(Data records)
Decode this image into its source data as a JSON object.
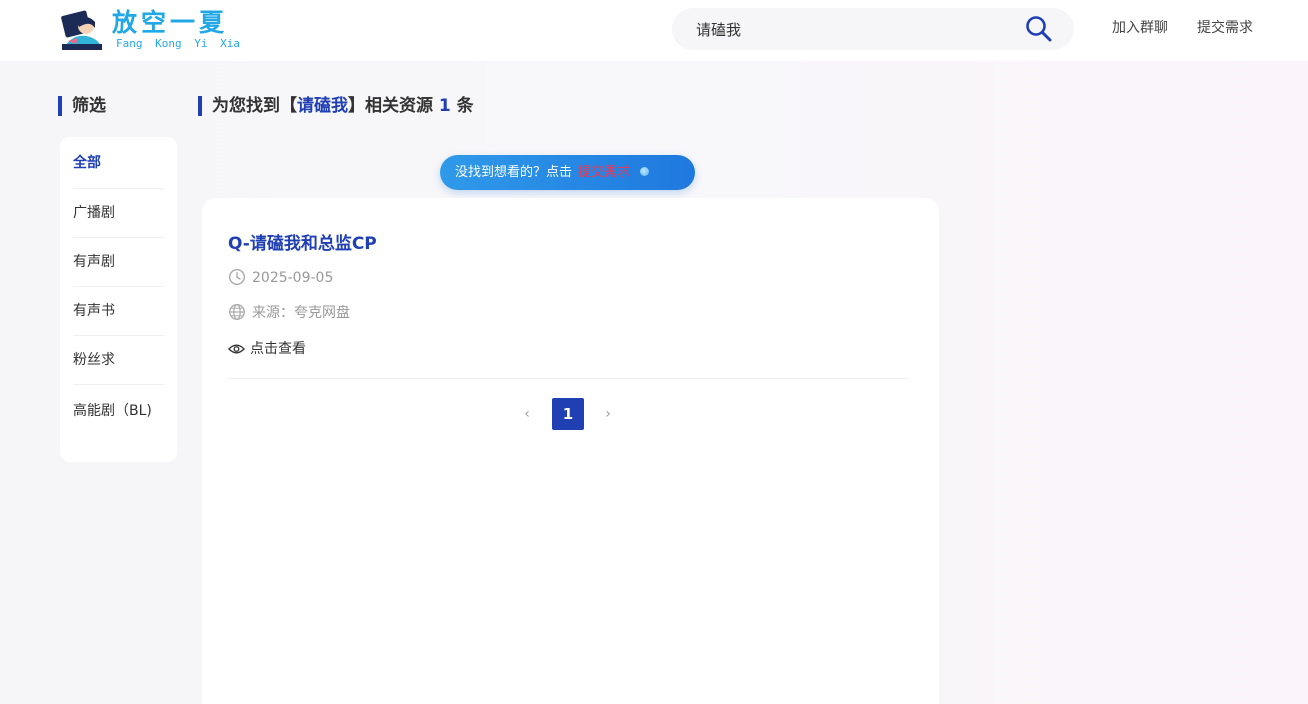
{
  "header": {
    "logo_title": "放空一夏",
    "logo_subtitle": "Fang Kong  Yi  Xia",
    "search_value": "请磕我",
    "nav": {
      "join_group": "加入群聊",
      "submit_request": "提交需求"
    }
  },
  "sidebar": {
    "heading": "筛选",
    "items": [
      {
        "label": "全部",
        "active": true
      },
      {
        "label": "广播剧",
        "active": false
      },
      {
        "label": "有声剧",
        "active": false
      },
      {
        "label": "有声书",
        "active": false
      },
      {
        "label": "粉丝求",
        "active": false
      },
      {
        "label": "高能剧（BL)",
        "active": false
      }
    ]
  },
  "results": {
    "heading_prefix": "为您找到【",
    "keyword": "请磕我",
    "heading_middle": "】相关资源 ",
    "count": "1",
    "heading_suffix": " 条",
    "notice_text": "没找到想看的？点击",
    "notice_link": "提交需求",
    "items": [
      {
        "title": "Q-请磕我和总监CP",
        "date": "2025-09-05",
        "source": "来源：夸克网盘",
        "view_label": "点击查看"
      }
    ],
    "pagination": {
      "prev": "‹",
      "current": "1",
      "next": "›"
    }
  },
  "colors": {
    "accent": "#1f3fb3",
    "logo": "#22a8e6",
    "notice_link": "#e53b5a"
  },
  "icons": {
    "search": "search-icon",
    "clock": "clock-icon",
    "globe": "globe-icon",
    "eye": "eye-icon"
  }
}
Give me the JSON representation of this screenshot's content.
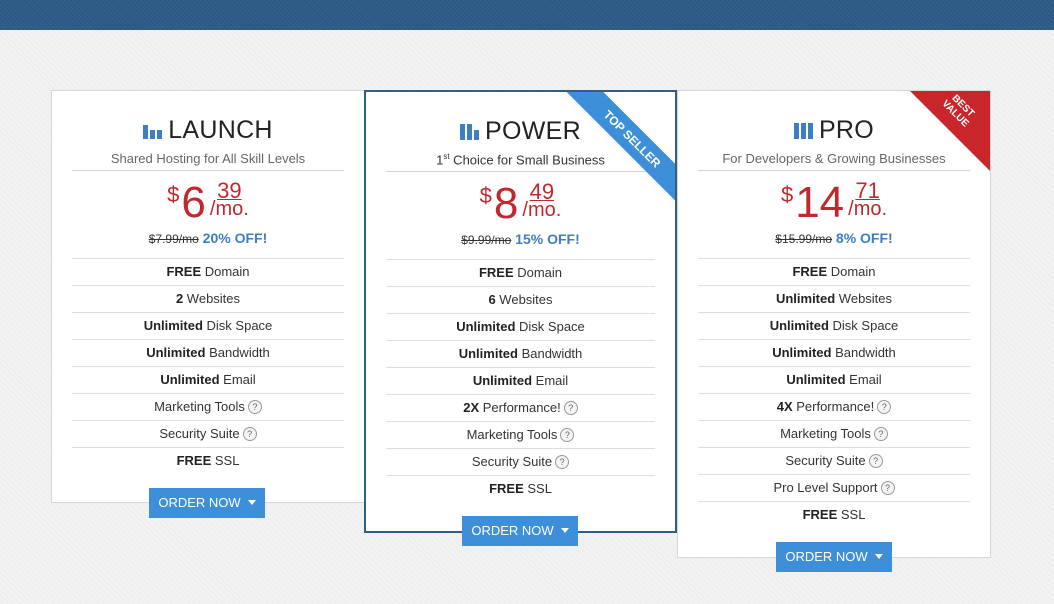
{
  "colors": {
    "accent": "#3d8fd9",
    "price": "#c0282d",
    "header": "#2a5a83",
    "badge_red": "#c9262b"
  },
  "plans": [
    {
      "name": "LAUNCH",
      "icon": "bar-chart-icon",
      "subtitle": "Shared Hosting for All Skill Levels",
      "currency": "$",
      "dollars": "6",
      "cents": "39",
      "period": "/mo.",
      "old_price": "$7.99/mo",
      "discount": "20% OFF!",
      "features": [
        {
          "bold": "FREE",
          "text": " Domain",
          "help": false
        },
        {
          "bold": "2",
          "text": " Websites",
          "help": false
        },
        {
          "bold": "Unlimited",
          "text": " Disk Space",
          "help": false
        },
        {
          "bold": "Unlimited",
          "text": " Bandwidth",
          "help": false
        },
        {
          "bold": "Unlimited",
          "text": " Email",
          "help": false
        },
        {
          "bold": "",
          "text": "Marketing Tools",
          "help": true
        },
        {
          "bold": "",
          "text": "Security Suite",
          "help": true
        },
        {
          "bold": "FREE",
          "text": " SSL",
          "help": false
        }
      ],
      "button": "ORDER NOW"
    },
    {
      "name": "POWER",
      "icon": "bar-chart-icon",
      "subtitle_pre": "1",
      "subtitle_sup": "st",
      "subtitle": " Choice for Small Business",
      "currency": "$",
      "dollars": "8",
      "cents": "49",
      "period": "/mo.",
      "old_price": "$9.99/mo",
      "discount": "15% OFF!",
      "ribbon": "TOP SELLER",
      "features": [
        {
          "bold": "FREE",
          "text": " Domain",
          "help": false
        },
        {
          "bold": "6",
          "text": " Websites",
          "help": false
        },
        {
          "bold": "Unlimited",
          "text": " Disk Space",
          "help": false
        },
        {
          "bold": "Unlimited",
          "text": " Bandwidth",
          "help": false
        },
        {
          "bold": "Unlimited",
          "text": " Email",
          "help": false
        },
        {
          "bold": "2X",
          "text": " Performance!",
          "help": true
        },
        {
          "bold": "",
          "text": "Marketing Tools",
          "help": true
        },
        {
          "bold": "",
          "text": "Security Suite",
          "help": true
        },
        {
          "bold": "FREE",
          "text": " SSL",
          "help": false
        }
      ],
      "button": "ORDER NOW"
    },
    {
      "name": "PRO",
      "icon": "bar-chart-icon",
      "subtitle": "For Developers & Growing Businesses",
      "currency": "$",
      "dollars": "14",
      "cents": "71",
      "period": "/mo.",
      "old_price": "$15.99/mo",
      "discount": "8% OFF!",
      "corner_line1": "BEST",
      "corner_line2": "VALUE",
      "features": [
        {
          "bold": "FREE",
          "text": " Domain",
          "help": false
        },
        {
          "bold": "Unlimited",
          "text": " Websites",
          "help": false
        },
        {
          "bold": "Unlimited",
          "text": " Disk Space",
          "help": false
        },
        {
          "bold": "Unlimited",
          "text": " Bandwidth",
          "help": false
        },
        {
          "bold": "Unlimited",
          "text": " Email",
          "help": false
        },
        {
          "bold": "4X",
          "text": " Performance!",
          "help": true
        },
        {
          "bold": "",
          "text": "Marketing Tools",
          "help": true
        },
        {
          "bold": "",
          "text": "Security Suite",
          "help": true
        },
        {
          "bold": "",
          "text": "Pro Level Support",
          "help": true
        },
        {
          "bold": "FREE",
          "text": " SSL",
          "help": false
        }
      ],
      "button": "ORDER NOW"
    }
  ],
  "help_glyph": "?"
}
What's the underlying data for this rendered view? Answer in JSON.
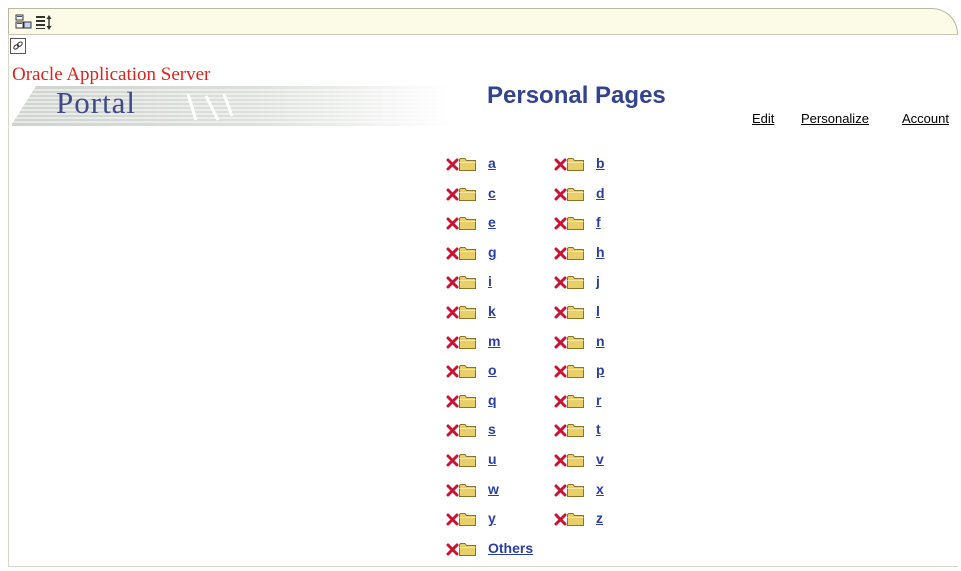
{
  "toolbar": {
    "icons": [
      "customize-page-icon",
      "reorder-icon"
    ]
  },
  "branding": {
    "vendor": "Oracle Application Server",
    "product": "Portal"
  },
  "header": {
    "title": "Personal Pages",
    "links": {
      "edit": "Edit",
      "personalize": "Personalize",
      "account": "Account"
    }
  },
  "pages": {
    "left": [
      "a",
      "c",
      "e",
      "g",
      "i",
      "k",
      "m",
      "o",
      "q",
      "s",
      "u",
      "w",
      "y"
    ],
    "right": [
      "b",
      "d",
      "f",
      "h",
      "j",
      "l",
      "n",
      "p",
      "r",
      "t",
      "v",
      "x",
      "z"
    ],
    "others": "Others"
  },
  "colors": {
    "link": "#2b3fa0",
    "title": "#33448f",
    "vendor": "#e2211c",
    "delete": "#cc1133",
    "folder": "#e8cf6a"
  }
}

What to work on: Your copy should match the entries exactly, minus the pictures.

Problem solution:
Decode this image into its source data as a JSON object.
{
  "header": {
    "logo_title": "放空一夏",
    "logo_subtitle": "Fang Kong  Yi  Xia",
    "search_value": "请磕我",
    "nav": {
      "join_group": "加入群聊",
      "submit_request": "提交需求"
    }
  },
  "sidebar": {
    "heading": "筛选",
    "items": [
      {
        "label": "全部",
        "active": true
      },
      {
        "label": "广播剧",
        "active": false
      },
      {
        "label": "有声剧",
        "active": false
      },
      {
        "label": "有声书",
        "active": false
      },
      {
        "label": "粉丝求",
        "active": false
      },
      {
        "label": "高能剧（BL)",
        "active": false
      }
    ]
  },
  "results": {
    "heading_prefix": "为您找到【",
    "keyword": "请磕我",
    "heading_middle": "】相关资源 ",
    "count": "1",
    "heading_suffix": " 条",
    "notice_text": "没找到想看的？点击",
    "notice_link": "提交需求",
    "items": [
      {
        "title": "Q-请磕我和总监CP",
        "date": "2025-09-05",
        "source": "来源：夸克网盘",
        "view_label": "点击查看"
      }
    ],
    "pagination": {
      "prev": "‹",
      "current": "1",
      "next": "›"
    }
  },
  "colors": {
    "accent": "#1f3fb3",
    "logo": "#22a8e6",
    "notice_link": "#e53b5a"
  },
  "icons": {
    "search": "search-icon",
    "clock": "clock-icon",
    "globe": "globe-icon",
    "eye": "eye-icon"
  }
}
Give me the JSON representation of this screenshot's content.
{
  "colors": {
    "accent": "#3d8fd9",
    "price": "#c0282d",
    "header": "#2a5a83",
    "badge_red": "#c9262b"
  },
  "plans": [
    {
      "name": "LAUNCH",
      "icon": "bar-chart-icon",
      "subtitle": "Shared Hosting for All Skill Levels",
      "currency": "$",
      "dollars": "6",
      "cents": "39",
      "period": "/mo.",
      "old_price": "$7.99/mo",
      "discount": "20% OFF!",
      "features": [
        {
          "bold": "FREE",
          "text": " Domain",
          "help": false
        },
        {
          "bold": "2",
          "text": " Websites",
          "help": false
        },
        {
          "bold": "Unlimited",
          "text": " Disk Space",
          "help": false
        },
        {
          "bold": "Unlimited",
          "text": " Bandwidth",
          "help": false
        },
        {
          "bold": "Unlimited",
          "text": " Email",
          "help": false
        },
        {
          "bold": "",
          "text": "Marketing Tools",
          "help": true
        },
        {
          "bold": "",
          "text": "Security Suite",
          "help": true
        },
        {
          "bold": "FREE",
          "text": " SSL",
          "help": false
        }
      ],
      "button": "ORDER NOW"
    },
    {
      "name": "POWER",
      "icon": "bar-chart-icon",
      "subtitle_pre": "1",
      "subtitle_sup": "st",
      "subtitle": " Choice for Small Business",
      "currency": "$",
      "dollars": "8",
      "cents": "49",
      "period": "/mo.",
      "old_price": "$9.99/mo",
      "discount": "15% OFF!",
      "ribbon": "TOP SELLER",
      "features": [
        {
          "bold": "FREE",
          "text": " Domain",
          "help": false
        },
        {
          "bold": "6",
          "text": " Websites",
          "help": false
        },
        {
          "bold": "Unlimited",
          "text": " Disk Space",
          "help": false
        },
        {
          "bold": "Unlimited",
          "text": " Bandwidth",
          "help": false
        },
        {
          "bold": "Unlimited",
          "text": " Email",
          "help": false
        },
        {
          "bold": "2X",
          "text": " Performance!",
          "help": true
        },
        {
          "bold": "",
          "text": "Marketing Tools",
          "help": true
        },
        {
          "bold": "",
          "text": "Security Suite",
          "help": true
        },
        {
          "bold": "FREE",
          "text": " SSL",
          "help": false
        }
      ],
      "button": "ORDER NOW"
    },
    {
      "name": "PRO",
      "icon": "bar-chart-icon",
      "subtitle": "For Developers & Growing Businesses",
      "currency": "$",
      "dollars": "14",
      "cents": "71",
      "period": "/mo.",
      "old_price": "$15.99/mo",
      "discount": "8% OFF!",
      "corner_line1": "BEST",
      "corner_line2": "VALUE",
      "features": [
        {
          "bold": "FREE",
          "text": " Domain",
          "help": false
        },
        {
          "bold": "Unlimited",
          "text": " Websites",
          "help": false
        },
        {
          "bold": "Unlimited",
          "text": " Disk Space",
          "help": false
        },
        {
          "bold": "Unlimited",
          "text": " Bandwidth",
          "help": false
        },
        {
          "bold": "Unlimited",
          "text": " Email",
          "help": false
        },
        {
          "bold": "4X",
          "text": " Performance!",
          "help": true
        },
        {
          "bold": "",
          "text": "Marketing Tools",
          "help": true
        },
        {
          "bold": "",
          "text": "Security Suite",
          "help": true
        },
        {
          "bold": "",
          "text": "Pro Level Support",
          "help": true
        },
        {
          "bold": "FREE",
          "text": " SSL",
          "help": false
        }
      ],
      "button": "ORDER NOW"
    }
  ],
  "help_glyph": "?"
}
What's the underlying data for this rendered view? Answer in JSON.
{
  "toolbar": {
    "icons": [
      "customize-page-icon",
      "reorder-icon"
    ]
  },
  "branding": {
    "vendor": "Oracle Application Server",
    "product": "Portal"
  },
  "header": {
    "title": "Personal Pages",
    "links": {
      "edit": "Edit",
      "personalize": "Personalize",
      "account": "Account"
    }
  },
  "pages": {
    "left": [
      "a",
      "c",
      "e",
      "g",
      "i",
      "k",
      "m",
      "o",
      "q",
      "s",
      "u",
      "w",
      "y"
    ],
    "right": [
      "b",
      "d",
      "f",
      "h",
      "j",
      "l",
      "n",
      "p",
      "r",
      "t",
      "v",
      "x",
      "z"
    ],
    "others": "Others"
  },
  "colors": {
    "link": "#2b3fa0",
    "title": "#33448f",
    "vendor": "#e2211c",
    "delete": "#cc1133",
    "folder": "#e8cf6a"
  }
}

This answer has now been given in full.